>> begin TASK INPUT

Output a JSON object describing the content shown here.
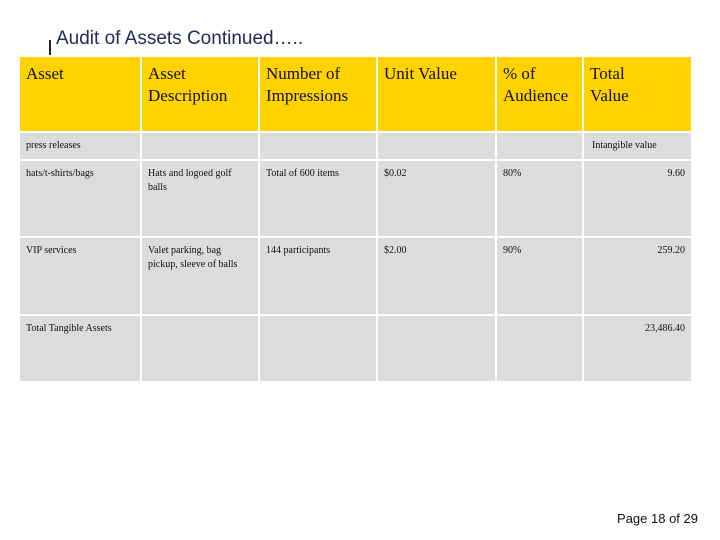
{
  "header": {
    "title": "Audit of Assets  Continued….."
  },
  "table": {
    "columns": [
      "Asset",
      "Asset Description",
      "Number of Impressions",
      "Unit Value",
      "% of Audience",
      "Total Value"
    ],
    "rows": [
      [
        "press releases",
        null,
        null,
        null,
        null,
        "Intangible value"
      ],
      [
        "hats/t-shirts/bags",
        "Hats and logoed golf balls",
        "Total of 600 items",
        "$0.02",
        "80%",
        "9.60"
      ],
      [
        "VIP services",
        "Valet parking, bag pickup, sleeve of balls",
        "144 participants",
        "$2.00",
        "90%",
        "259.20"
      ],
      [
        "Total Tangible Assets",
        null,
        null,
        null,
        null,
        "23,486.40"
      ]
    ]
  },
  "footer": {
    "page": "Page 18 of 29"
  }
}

>> end TASK INPUT
>> begin TASK INPUT

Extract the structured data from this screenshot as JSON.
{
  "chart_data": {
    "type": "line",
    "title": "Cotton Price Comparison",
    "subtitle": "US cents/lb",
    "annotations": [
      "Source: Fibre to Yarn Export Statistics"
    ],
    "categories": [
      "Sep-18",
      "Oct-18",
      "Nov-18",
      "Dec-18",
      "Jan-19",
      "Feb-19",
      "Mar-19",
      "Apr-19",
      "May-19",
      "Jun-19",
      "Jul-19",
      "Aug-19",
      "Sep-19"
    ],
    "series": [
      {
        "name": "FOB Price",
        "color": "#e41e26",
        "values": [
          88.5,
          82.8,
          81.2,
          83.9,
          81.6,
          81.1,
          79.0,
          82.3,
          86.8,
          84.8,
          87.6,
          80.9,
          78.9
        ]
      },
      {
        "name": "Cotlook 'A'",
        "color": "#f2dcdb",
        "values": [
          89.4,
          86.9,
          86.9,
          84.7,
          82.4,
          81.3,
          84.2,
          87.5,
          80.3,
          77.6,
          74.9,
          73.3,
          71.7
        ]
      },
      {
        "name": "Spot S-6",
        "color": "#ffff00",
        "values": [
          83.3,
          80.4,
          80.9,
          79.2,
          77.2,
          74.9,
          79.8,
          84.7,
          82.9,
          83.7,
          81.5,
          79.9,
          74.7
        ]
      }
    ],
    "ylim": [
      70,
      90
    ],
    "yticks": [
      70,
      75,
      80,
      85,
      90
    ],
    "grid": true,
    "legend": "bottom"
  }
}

>> end TASK INPUT
>> begin TASK INPUT

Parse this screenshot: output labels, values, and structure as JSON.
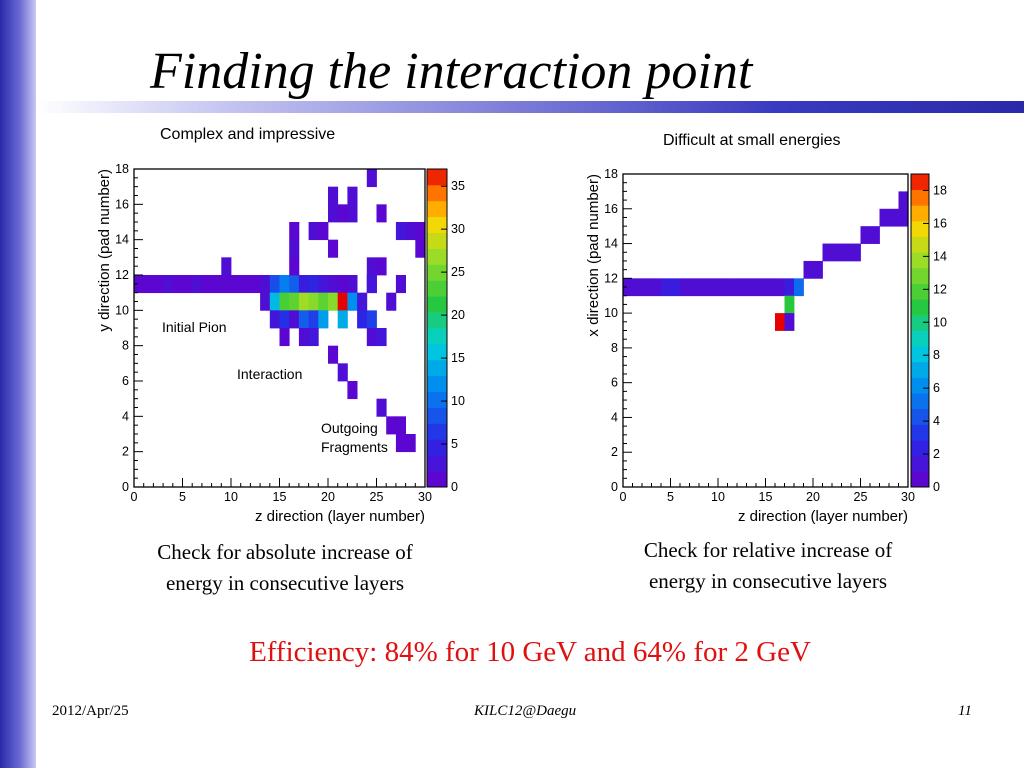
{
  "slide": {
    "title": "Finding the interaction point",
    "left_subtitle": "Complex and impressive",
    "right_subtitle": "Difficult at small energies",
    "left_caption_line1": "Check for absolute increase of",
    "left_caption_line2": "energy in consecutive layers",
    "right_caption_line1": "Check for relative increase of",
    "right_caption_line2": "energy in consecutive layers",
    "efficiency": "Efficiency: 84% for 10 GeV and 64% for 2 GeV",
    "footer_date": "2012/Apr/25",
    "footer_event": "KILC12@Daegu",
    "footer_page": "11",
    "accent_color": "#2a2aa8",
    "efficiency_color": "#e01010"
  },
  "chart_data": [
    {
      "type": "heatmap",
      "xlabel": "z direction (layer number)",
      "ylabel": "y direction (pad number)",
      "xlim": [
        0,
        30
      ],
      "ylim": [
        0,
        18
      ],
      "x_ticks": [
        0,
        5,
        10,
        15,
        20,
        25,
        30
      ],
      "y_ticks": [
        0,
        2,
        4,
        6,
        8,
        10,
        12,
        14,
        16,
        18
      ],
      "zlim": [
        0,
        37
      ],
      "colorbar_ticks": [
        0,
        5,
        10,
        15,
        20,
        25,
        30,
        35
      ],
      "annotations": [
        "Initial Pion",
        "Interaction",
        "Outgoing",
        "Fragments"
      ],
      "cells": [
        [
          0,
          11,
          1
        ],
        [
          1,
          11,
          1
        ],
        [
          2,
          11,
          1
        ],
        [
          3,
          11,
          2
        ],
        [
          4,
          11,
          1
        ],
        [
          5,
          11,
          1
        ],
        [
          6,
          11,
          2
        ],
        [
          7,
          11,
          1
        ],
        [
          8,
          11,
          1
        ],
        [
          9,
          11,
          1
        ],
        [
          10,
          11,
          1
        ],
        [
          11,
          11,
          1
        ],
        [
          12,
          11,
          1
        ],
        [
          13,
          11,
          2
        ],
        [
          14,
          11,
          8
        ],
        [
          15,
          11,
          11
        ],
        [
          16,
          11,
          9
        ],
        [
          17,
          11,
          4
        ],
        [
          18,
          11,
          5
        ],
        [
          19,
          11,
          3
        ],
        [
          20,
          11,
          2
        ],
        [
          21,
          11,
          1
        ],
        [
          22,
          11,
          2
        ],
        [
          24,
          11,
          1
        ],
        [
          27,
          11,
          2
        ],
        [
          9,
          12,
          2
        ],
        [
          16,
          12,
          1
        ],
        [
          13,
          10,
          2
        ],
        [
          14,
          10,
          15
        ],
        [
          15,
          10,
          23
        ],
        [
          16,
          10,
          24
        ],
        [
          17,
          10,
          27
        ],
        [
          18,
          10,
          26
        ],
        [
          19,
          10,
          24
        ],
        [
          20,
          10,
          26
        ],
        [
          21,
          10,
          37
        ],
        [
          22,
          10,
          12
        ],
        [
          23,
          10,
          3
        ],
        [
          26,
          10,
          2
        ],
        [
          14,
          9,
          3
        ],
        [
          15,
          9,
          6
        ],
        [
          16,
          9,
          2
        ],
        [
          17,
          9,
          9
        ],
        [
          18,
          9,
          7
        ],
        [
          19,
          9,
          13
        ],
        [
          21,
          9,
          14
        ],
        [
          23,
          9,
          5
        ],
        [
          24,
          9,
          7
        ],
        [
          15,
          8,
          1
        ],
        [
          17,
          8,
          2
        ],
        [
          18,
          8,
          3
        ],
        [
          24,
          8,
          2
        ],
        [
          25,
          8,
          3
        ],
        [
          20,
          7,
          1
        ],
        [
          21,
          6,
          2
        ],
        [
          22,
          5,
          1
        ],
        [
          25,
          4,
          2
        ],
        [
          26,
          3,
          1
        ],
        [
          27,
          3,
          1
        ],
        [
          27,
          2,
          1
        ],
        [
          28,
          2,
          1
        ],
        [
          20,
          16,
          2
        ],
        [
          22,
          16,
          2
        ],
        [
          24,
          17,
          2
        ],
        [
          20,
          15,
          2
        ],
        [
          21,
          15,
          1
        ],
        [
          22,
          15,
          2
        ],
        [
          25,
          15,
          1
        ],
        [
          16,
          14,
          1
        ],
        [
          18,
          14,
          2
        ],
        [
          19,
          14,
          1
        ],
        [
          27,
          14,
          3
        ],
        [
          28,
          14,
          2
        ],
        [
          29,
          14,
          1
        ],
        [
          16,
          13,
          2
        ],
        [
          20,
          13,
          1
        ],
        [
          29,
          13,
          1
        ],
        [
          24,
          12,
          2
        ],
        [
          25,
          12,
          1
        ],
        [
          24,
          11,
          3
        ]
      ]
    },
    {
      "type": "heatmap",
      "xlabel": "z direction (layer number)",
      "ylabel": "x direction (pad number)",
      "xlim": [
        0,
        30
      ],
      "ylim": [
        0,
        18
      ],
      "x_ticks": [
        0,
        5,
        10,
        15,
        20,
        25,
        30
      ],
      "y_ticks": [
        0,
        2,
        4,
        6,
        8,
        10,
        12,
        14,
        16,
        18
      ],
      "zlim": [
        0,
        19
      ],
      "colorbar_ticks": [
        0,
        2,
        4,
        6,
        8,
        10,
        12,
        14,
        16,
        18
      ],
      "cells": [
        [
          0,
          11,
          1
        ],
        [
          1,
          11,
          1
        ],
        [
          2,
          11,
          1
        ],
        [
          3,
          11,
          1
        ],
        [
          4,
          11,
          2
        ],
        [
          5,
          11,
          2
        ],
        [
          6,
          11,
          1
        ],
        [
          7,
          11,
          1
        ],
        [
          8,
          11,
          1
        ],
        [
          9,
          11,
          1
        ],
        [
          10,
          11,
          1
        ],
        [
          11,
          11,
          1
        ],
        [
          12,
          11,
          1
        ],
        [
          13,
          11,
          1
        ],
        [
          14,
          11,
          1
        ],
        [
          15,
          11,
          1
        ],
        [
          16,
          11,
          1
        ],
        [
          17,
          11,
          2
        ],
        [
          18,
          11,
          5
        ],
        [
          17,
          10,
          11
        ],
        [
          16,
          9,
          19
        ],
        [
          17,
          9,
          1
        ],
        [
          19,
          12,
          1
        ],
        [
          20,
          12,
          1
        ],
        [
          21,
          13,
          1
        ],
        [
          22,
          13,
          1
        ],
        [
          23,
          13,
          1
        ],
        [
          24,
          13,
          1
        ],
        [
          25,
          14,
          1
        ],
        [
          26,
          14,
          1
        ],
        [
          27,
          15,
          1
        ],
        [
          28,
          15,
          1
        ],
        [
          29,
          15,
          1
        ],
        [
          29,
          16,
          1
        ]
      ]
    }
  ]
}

>> end TASK INPUT

DO THIS = Copy each line of the listing that includes "screenshot".

RESULT FOR THIS EXERCISE =
Extract the structured data from this screenshot as JSON.
Parse this screenshot: output labels, values, and structure as JSON.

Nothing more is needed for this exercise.